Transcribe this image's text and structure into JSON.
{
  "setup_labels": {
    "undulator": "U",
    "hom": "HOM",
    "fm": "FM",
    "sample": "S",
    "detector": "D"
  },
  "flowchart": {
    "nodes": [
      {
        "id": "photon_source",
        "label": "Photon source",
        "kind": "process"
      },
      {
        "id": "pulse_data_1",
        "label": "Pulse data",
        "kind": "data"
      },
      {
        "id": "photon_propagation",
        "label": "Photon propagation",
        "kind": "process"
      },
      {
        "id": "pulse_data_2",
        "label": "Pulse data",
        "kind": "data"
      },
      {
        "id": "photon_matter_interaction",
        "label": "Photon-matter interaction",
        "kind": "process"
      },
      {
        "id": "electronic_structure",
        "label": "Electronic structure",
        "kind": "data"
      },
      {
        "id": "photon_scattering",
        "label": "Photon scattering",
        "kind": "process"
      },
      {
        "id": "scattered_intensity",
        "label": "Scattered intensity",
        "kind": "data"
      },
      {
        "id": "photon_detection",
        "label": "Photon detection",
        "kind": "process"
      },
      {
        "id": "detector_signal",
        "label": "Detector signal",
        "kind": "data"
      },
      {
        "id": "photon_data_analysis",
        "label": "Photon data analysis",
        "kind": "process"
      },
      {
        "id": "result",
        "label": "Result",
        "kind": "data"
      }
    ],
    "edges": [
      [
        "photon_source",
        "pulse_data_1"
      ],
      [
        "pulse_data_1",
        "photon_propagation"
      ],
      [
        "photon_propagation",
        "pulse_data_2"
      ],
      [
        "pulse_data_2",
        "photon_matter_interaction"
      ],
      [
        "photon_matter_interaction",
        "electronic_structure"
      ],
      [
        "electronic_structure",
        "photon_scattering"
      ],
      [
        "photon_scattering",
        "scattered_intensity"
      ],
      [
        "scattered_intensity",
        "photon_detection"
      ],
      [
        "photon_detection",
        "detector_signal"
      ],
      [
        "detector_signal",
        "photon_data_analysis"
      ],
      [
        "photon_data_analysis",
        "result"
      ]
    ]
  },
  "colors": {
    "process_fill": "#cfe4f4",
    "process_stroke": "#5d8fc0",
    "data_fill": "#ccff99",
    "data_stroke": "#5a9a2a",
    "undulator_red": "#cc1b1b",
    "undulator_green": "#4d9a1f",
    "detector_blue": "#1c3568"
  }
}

_Your instructions_. Copy the material above back out, exactly as written.

_Task answer_.
Transcribe this image's text and structure into JSON.
{
  "setup_labels": {
    "undulator": "U",
    "hom": "HOM",
    "fm": "FM",
    "sample": "S",
    "detector": "D"
  },
  "flowchart": {
    "nodes": [
      {
        "id": "photon_source",
        "label": "Photon source",
        "kind": "process"
      },
      {
        "id": "pulse_data_1",
        "label": "Pulse data",
        "kind": "data"
      },
      {
        "id": "photon_propagation",
        "label": "Photon propagation",
        "kind": "process"
      },
      {
        "id": "pulse_data_2",
        "label": "Pulse data",
        "kind": "data"
      },
      {
        "id": "photon_matter_interaction",
        "label": "Photon-matter interaction",
        "kind": "process"
      },
      {
        "id": "electronic_structure",
        "label": "Electronic structure",
        "kind": "data"
      },
      {
        "id": "photon_scattering",
        "label": "Photon scattering",
        "kind": "process"
      },
      {
        "id": "scattered_intensity",
        "label": "Scattered intensity",
        "kind": "data"
      },
      {
        "id": "photon_detection",
        "label": "Photon detection",
        "kind": "process"
      },
      {
        "id": "detector_signal",
        "label": "Detector signal",
        "kind": "data"
      },
      {
        "id": "photon_data_analysis",
        "label": "Photon data analysis",
        "kind": "process"
      },
      {
        "id": "result",
        "label": "Result",
        "kind": "data"
      }
    ],
    "edges": [
      [
        "photon_source",
        "pulse_data_1"
      ],
      [
        "pulse_data_1",
        "photon_propagation"
      ],
      [
        "photon_propagation",
        "pulse_data_2"
      ],
      [
        "pulse_data_2",
        "photon_matter_interaction"
      ],
      [
        "photon_matter_interaction",
        "electronic_structure"
      ],
      [
        "electronic_structure",
        "photon_scattering"
      ],
      [
        "photon_scattering",
        "scattered_intensity"
      ],
      [
        "scattered_intensity",
        "photon_detection"
      ],
      [
        "photon_detection",
        "detector_signal"
      ],
      [
        "detector_signal",
        "photon_data_analysis"
      ],
      [
        "photon_data_analysis",
        "result"
      ]
    ]
  },
  "colors": {
    "process_fill": "#cfe4f4",
    "process_stroke": "#5d8fc0",
    "data_fill": "#ccff99",
    "data_stroke": "#5a9a2a",
    "undulator_red": "#cc1b1b",
    "undulator_green": "#4d9a1f",
    "detector_blue": "#1c3568"
  }
}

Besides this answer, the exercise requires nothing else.